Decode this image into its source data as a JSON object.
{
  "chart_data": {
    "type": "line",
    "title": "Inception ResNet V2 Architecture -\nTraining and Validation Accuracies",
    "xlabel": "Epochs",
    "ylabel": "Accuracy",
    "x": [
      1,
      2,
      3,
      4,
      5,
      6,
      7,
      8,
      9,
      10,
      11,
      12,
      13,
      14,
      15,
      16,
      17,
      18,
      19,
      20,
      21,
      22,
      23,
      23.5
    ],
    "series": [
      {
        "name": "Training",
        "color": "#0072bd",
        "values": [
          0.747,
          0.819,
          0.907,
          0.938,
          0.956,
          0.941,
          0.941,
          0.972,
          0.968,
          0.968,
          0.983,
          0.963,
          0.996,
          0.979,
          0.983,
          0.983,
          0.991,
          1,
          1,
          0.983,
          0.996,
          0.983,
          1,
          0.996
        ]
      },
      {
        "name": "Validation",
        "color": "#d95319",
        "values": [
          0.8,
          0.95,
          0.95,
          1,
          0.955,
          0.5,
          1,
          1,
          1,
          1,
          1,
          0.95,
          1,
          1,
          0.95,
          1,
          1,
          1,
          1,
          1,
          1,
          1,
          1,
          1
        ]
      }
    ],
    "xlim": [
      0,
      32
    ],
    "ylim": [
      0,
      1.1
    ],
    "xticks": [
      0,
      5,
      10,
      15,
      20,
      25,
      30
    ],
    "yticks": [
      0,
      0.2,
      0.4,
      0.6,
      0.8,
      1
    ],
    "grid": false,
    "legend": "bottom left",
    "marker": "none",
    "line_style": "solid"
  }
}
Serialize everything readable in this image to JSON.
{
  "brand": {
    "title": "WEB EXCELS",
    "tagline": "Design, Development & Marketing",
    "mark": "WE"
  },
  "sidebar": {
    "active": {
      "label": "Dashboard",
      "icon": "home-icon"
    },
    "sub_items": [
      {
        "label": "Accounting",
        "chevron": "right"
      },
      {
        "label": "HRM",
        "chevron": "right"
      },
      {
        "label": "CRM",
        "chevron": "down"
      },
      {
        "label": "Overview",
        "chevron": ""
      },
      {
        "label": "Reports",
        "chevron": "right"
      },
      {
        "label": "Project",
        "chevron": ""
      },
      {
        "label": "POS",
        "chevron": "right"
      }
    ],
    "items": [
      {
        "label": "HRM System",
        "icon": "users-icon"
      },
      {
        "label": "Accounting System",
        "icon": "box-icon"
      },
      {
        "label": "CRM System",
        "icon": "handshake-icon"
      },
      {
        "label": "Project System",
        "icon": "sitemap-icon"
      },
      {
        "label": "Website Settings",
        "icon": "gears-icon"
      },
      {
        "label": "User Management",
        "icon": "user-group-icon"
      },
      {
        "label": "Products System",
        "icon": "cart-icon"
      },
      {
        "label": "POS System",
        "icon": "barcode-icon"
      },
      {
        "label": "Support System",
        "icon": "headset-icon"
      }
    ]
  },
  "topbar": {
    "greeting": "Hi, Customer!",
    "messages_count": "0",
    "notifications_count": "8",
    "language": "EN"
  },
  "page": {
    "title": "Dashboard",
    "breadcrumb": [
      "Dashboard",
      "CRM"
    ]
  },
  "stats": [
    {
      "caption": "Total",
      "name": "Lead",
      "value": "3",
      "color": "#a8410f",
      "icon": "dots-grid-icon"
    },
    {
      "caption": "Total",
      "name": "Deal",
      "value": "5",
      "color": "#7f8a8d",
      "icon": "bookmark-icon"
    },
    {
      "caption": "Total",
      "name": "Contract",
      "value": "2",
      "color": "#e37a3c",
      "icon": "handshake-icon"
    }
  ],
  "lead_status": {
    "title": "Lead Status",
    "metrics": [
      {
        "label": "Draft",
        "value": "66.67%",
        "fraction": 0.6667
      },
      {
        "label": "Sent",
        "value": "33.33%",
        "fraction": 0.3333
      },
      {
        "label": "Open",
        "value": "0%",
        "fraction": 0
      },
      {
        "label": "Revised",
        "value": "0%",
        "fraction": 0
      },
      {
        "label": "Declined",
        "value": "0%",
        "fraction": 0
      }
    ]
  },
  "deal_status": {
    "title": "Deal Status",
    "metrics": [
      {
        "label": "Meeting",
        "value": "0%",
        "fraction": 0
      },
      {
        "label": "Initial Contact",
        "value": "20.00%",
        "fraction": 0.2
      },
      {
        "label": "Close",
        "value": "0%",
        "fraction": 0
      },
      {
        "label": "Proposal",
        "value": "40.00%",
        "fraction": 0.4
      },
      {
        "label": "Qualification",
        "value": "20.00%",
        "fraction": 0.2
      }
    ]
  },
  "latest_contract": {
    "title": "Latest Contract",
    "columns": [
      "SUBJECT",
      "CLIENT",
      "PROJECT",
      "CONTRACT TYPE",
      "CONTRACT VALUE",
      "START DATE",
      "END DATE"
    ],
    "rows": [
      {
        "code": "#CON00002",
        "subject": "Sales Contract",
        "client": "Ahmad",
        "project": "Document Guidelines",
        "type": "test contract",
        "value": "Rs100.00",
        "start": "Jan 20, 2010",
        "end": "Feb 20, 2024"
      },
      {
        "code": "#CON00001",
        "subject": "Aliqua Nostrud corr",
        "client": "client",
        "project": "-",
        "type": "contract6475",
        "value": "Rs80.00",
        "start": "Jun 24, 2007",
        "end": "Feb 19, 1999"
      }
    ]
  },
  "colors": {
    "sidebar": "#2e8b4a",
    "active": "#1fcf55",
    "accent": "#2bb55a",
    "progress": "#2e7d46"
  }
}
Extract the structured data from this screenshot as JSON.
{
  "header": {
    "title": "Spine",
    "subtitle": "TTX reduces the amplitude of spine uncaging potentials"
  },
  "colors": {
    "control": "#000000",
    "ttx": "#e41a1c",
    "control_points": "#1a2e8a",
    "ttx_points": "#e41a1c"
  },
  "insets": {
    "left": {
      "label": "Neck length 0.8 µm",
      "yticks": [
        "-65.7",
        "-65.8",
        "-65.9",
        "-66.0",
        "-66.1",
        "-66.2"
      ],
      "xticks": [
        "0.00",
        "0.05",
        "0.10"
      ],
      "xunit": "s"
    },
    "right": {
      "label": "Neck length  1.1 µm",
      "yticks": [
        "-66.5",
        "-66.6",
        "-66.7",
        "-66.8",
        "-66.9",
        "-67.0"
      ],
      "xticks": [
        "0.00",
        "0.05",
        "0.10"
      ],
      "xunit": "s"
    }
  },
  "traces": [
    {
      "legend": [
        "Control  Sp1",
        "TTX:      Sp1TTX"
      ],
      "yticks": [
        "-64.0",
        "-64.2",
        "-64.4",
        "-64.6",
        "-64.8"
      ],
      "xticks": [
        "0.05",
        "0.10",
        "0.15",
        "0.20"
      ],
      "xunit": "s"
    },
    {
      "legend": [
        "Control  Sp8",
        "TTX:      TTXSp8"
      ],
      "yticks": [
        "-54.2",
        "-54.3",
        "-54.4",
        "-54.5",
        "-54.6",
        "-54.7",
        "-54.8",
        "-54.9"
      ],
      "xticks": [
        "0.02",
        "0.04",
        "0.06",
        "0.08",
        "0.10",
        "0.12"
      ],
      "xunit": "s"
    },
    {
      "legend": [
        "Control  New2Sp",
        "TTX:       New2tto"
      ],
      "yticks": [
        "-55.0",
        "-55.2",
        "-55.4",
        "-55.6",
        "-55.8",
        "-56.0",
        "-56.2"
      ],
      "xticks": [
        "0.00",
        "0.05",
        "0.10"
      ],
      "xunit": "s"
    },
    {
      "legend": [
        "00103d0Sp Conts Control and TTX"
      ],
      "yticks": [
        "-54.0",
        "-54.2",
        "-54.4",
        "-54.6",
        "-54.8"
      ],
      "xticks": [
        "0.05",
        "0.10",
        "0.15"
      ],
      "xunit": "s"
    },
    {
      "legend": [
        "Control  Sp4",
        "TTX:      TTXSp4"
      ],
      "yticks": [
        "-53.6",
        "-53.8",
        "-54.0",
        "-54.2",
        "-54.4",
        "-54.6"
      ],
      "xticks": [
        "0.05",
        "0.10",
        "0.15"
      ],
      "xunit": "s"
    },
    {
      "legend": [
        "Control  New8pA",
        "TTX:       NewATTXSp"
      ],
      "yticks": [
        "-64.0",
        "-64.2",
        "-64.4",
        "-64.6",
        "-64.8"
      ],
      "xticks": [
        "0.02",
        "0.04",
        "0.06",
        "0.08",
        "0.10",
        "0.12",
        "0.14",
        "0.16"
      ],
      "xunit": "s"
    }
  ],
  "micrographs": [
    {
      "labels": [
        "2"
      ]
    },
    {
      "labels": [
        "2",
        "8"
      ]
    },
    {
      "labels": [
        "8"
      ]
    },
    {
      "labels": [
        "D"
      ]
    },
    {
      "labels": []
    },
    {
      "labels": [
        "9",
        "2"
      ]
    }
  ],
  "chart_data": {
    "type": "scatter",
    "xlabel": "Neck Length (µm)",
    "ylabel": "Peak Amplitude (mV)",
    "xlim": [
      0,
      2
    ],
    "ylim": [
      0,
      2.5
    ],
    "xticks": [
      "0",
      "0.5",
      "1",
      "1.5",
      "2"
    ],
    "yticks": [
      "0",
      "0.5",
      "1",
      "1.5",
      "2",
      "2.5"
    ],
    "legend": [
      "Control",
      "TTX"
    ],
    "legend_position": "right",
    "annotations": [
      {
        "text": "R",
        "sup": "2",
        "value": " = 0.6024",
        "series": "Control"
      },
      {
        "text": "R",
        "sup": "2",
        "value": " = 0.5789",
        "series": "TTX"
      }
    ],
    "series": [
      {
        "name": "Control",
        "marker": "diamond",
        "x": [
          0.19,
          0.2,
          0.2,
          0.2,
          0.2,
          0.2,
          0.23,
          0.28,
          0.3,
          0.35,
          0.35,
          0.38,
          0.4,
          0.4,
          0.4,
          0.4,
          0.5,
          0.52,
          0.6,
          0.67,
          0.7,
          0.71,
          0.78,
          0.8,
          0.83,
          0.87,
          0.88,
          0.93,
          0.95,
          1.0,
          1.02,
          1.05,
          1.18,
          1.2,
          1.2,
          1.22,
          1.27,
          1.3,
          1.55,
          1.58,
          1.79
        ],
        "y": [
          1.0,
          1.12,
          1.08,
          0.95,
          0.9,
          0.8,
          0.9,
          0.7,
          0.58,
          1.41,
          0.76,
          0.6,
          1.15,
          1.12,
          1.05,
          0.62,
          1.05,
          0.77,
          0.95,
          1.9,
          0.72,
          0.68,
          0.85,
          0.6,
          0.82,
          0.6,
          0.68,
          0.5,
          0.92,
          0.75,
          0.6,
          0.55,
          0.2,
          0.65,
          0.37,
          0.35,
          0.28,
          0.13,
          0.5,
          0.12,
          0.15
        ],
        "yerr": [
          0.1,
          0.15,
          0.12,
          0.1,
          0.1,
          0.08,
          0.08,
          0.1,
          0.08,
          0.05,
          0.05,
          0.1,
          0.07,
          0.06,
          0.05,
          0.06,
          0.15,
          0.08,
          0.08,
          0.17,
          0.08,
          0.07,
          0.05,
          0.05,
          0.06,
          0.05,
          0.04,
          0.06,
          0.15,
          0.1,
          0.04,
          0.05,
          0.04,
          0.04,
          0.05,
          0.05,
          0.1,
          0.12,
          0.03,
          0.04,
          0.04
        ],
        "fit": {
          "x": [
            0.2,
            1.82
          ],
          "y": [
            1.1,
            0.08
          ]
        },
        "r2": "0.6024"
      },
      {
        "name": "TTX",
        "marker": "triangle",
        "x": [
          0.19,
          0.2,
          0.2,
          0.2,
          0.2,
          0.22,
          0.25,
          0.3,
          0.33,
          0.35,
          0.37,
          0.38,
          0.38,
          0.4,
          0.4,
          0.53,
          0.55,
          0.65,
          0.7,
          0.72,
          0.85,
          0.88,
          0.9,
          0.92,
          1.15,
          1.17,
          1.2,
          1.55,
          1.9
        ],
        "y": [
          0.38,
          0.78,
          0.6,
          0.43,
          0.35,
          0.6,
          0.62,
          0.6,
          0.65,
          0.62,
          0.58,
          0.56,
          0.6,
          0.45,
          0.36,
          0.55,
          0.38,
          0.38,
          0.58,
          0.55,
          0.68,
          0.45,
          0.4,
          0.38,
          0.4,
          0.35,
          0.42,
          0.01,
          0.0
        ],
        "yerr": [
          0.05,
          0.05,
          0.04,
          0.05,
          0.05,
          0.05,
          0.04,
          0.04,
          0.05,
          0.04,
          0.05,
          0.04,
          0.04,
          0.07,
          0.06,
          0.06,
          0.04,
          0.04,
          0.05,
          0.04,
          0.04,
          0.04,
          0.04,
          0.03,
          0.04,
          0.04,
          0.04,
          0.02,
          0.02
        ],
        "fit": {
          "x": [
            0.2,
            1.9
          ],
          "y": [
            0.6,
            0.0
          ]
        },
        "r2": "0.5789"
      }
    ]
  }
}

※ ※ ※

YOUR GOAL:
In the listing above, how many lines include the word "System"? Answer with the number and nothing more.

SOLUTION BELOW:
7